A block of data:
▬▬▬

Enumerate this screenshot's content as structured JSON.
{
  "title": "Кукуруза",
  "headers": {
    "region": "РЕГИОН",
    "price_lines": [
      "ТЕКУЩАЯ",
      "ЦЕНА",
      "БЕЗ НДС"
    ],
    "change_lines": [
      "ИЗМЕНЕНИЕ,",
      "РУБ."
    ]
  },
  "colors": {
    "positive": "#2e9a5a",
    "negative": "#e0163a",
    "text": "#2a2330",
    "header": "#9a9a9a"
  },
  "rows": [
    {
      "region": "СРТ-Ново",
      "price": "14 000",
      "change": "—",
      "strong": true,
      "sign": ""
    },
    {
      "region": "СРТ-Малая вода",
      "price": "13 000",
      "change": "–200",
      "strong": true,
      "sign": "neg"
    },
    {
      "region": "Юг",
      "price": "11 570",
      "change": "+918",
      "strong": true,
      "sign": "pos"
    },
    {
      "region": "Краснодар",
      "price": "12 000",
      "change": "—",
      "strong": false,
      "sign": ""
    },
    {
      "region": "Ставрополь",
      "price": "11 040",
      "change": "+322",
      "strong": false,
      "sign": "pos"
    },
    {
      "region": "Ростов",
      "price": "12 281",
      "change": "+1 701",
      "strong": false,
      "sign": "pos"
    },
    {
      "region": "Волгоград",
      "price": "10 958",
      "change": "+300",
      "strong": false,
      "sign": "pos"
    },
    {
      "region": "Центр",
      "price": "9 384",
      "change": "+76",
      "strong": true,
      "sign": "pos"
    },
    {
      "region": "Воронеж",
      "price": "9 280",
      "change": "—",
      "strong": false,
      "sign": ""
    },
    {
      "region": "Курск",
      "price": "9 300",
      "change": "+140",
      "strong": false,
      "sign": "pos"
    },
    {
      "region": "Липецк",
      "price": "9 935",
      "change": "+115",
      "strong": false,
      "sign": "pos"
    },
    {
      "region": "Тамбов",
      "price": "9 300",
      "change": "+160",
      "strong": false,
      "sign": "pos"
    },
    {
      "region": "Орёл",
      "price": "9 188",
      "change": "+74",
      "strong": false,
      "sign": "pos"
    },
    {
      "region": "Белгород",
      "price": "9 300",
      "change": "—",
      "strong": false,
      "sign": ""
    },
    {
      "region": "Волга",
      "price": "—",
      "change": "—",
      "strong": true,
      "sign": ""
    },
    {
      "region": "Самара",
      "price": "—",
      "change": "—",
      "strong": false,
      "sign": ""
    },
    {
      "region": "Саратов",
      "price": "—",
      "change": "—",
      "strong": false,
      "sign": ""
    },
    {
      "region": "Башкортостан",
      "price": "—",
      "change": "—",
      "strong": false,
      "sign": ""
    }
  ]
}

▬▬▬

Written exercise:
Copy out every entry again, exactly as it was given.

Task solution:
Enumerate this screenshot's content as structured JSON.
{
  "title": "Кукуруза",
  "headers": {
    "region": "РЕГИОН",
    "price_lines": [
      "ТЕКУЩАЯ",
      "ЦЕНА",
      "БЕЗ НДС"
    ],
    "change_lines": [
      "ИЗМЕНЕНИЕ,",
      "РУБ."
    ]
  },
  "colors": {
    "positive": "#2e9a5a",
    "negative": "#e0163a",
    "text": "#2a2330",
    "header": "#9a9a9a"
  },
  "rows": [
    {
      "region": "СРТ-Ново",
      "price": "14 000",
      "change": "—",
      "strong": true,
      "sign": ""
    },
    {
      "region": "СРТ-Малая вода",
      "price": "13 000",
      "change": "–200",
      "strong": true,
      "sign": "neg"
    },
    {
      "region": "Юг",
      "price": "11 570",
      "change": "+918",
      "strong": true,
      "sign": "pos"
    },
    {
      "region": "Краснодар",
      "price": "12 000",
      "change": "—",
      "strong": false,
      "sign": ""
    },
    {
      "region": "Ставрополь",
      "price": "11 040",
      "change": "+322",
      "strong": false,
      "sign": "pos"
    },
    {
      "region": "Ростов",
      "price": "12 281",
      "change": "+1 701",
      "strong": false,
      "sign": "pos"
    },
    {
      "region": "Волгоград",
      "price": "10 958",
      "change": "+300",
      "strong": false,
      "sign": "pos"
    },
    {
      "region": "Центр",
      "price": "9 384",
      "change": "+76",
      "strong": true,
      "sign": "pos"
    },
    {
      "region": "Воронеж",
      "price": "9 280",
      "change": "—",
      "strong": false,
      "sign": ""
    },
    {
      "region": "Курск",
      "price": "9 300",
      "change": "+140",
      "strong": false,
      "sign": "pos"
    },
    {
      "region": "Липецк",
      "price": "9 935",
      "change": "+115",
      "strong": false,
      "sign": "pos"
    },
    {
      "region": "Тамбов",
      "price": "9 300",
      "change": "+160",
      "strong": false,
      "sign": "pos"
    },
    {
      "region": "Орёл",
      "price": "9 188",
      "change": "+74",
      "strong": false,
      "sign": "pos"
    },
    {
      "region": "Белгород",
      "price": "9 300",
      "change": "—",
      "strong": false,
      "sign": ""
    },
    {
      "region": "Волга",
      "price": "—",
      "change": "—",
      "strong": true,
      "sign": ""
    },
    {
      "region": "Самара",
      "price": "—",
      "change": "—",
      "strong": false,
      "sign": ""
    },
    {
      "region": "Саратов",
      "price": "—",
      "change": "—",
      "strong": false,
      "sign": ""
    },
    {
      "region": "Башкортостан",
      "price": "—",
      "change": "—",
      "strong": false,
      "sign": ""
    }
  ]
}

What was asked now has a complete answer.